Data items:

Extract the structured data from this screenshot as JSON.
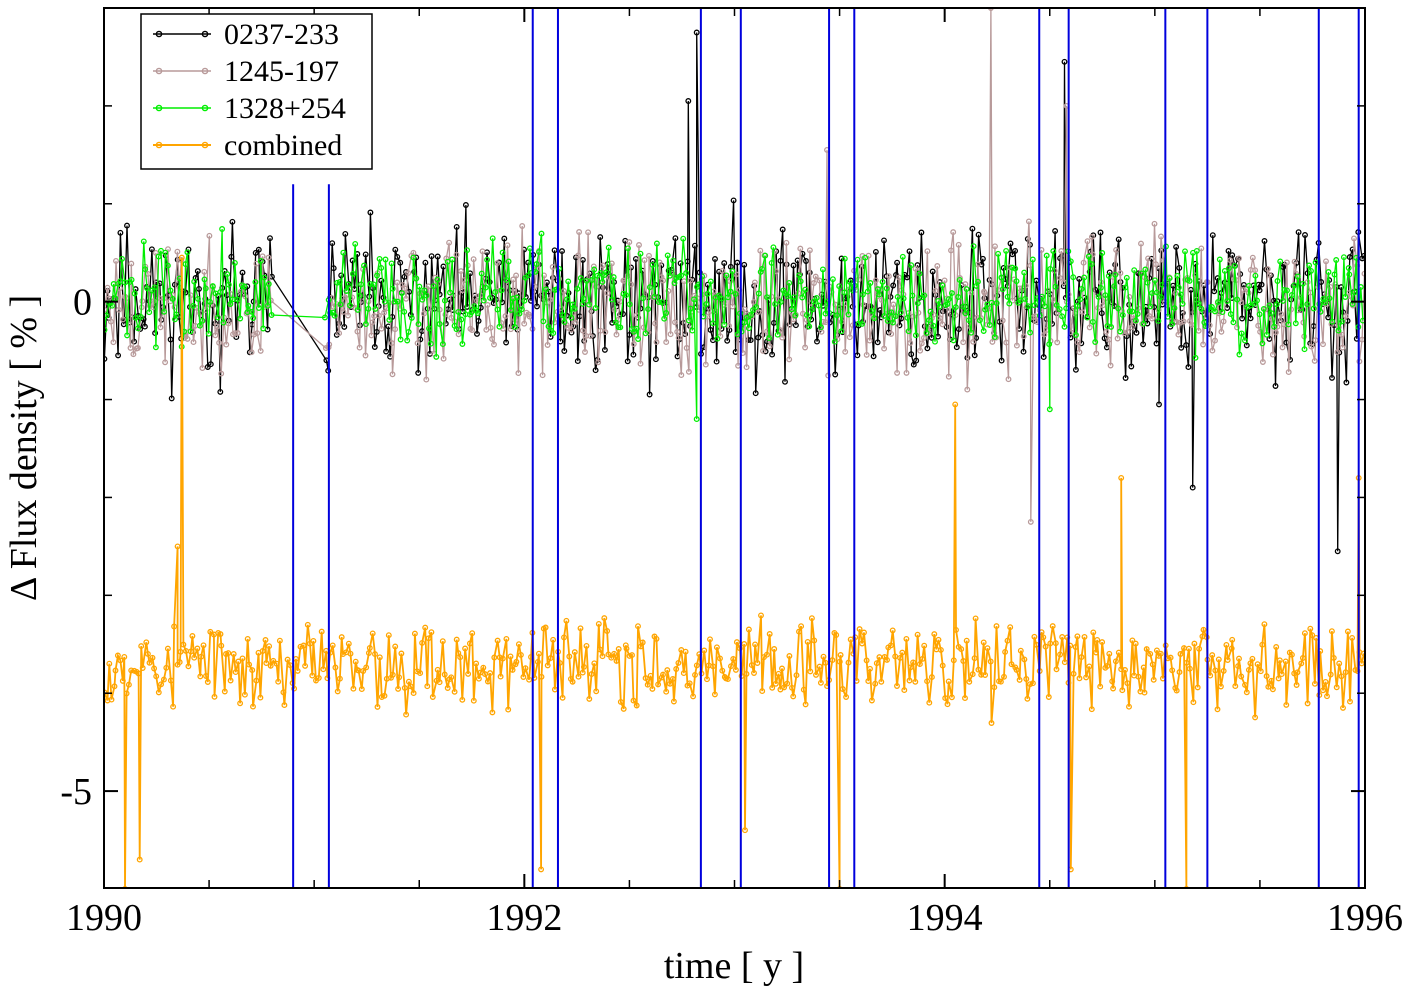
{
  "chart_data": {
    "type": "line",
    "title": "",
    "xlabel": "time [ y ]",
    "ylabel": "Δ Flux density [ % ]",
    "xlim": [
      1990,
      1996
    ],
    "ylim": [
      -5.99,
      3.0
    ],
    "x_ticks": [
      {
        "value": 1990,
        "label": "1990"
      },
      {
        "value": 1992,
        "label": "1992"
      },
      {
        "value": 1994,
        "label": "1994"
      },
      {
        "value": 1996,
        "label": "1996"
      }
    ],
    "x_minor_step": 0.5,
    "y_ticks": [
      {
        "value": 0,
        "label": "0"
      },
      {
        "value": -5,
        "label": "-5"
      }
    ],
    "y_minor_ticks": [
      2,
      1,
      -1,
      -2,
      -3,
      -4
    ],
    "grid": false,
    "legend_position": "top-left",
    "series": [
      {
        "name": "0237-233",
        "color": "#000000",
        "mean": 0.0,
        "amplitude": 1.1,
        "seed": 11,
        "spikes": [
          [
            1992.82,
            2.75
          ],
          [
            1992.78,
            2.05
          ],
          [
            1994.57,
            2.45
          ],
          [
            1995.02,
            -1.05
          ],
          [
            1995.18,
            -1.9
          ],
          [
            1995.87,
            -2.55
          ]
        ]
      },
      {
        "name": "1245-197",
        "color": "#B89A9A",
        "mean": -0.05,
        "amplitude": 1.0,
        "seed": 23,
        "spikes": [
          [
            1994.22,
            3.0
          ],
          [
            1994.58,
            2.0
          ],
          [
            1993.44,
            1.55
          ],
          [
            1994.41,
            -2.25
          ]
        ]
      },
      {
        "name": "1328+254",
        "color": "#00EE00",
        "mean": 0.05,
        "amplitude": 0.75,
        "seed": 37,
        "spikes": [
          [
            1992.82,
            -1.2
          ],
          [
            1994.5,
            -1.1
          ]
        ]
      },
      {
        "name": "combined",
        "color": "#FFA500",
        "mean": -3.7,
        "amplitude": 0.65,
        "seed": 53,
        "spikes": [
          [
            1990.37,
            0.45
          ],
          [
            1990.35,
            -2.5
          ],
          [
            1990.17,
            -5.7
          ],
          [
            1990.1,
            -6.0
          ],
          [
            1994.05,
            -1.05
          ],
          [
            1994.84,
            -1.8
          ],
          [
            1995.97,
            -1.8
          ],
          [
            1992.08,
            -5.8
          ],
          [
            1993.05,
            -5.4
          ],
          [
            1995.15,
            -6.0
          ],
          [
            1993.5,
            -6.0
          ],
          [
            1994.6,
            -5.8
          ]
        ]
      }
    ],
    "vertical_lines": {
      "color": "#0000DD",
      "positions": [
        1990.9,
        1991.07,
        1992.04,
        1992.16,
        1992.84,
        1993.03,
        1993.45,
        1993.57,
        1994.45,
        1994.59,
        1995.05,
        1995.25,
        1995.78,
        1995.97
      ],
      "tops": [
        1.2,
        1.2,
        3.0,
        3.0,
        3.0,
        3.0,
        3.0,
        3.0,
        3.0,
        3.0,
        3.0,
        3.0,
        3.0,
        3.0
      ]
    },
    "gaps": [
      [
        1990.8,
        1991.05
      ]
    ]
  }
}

# PROBLEM REQUIREMENTS
Read through the entries and copy every line that includes "name".

# RESPONSE
        "name": "0237-233",
        "name": "1245-197",
        "name": "1328+254",
        "name": "combined",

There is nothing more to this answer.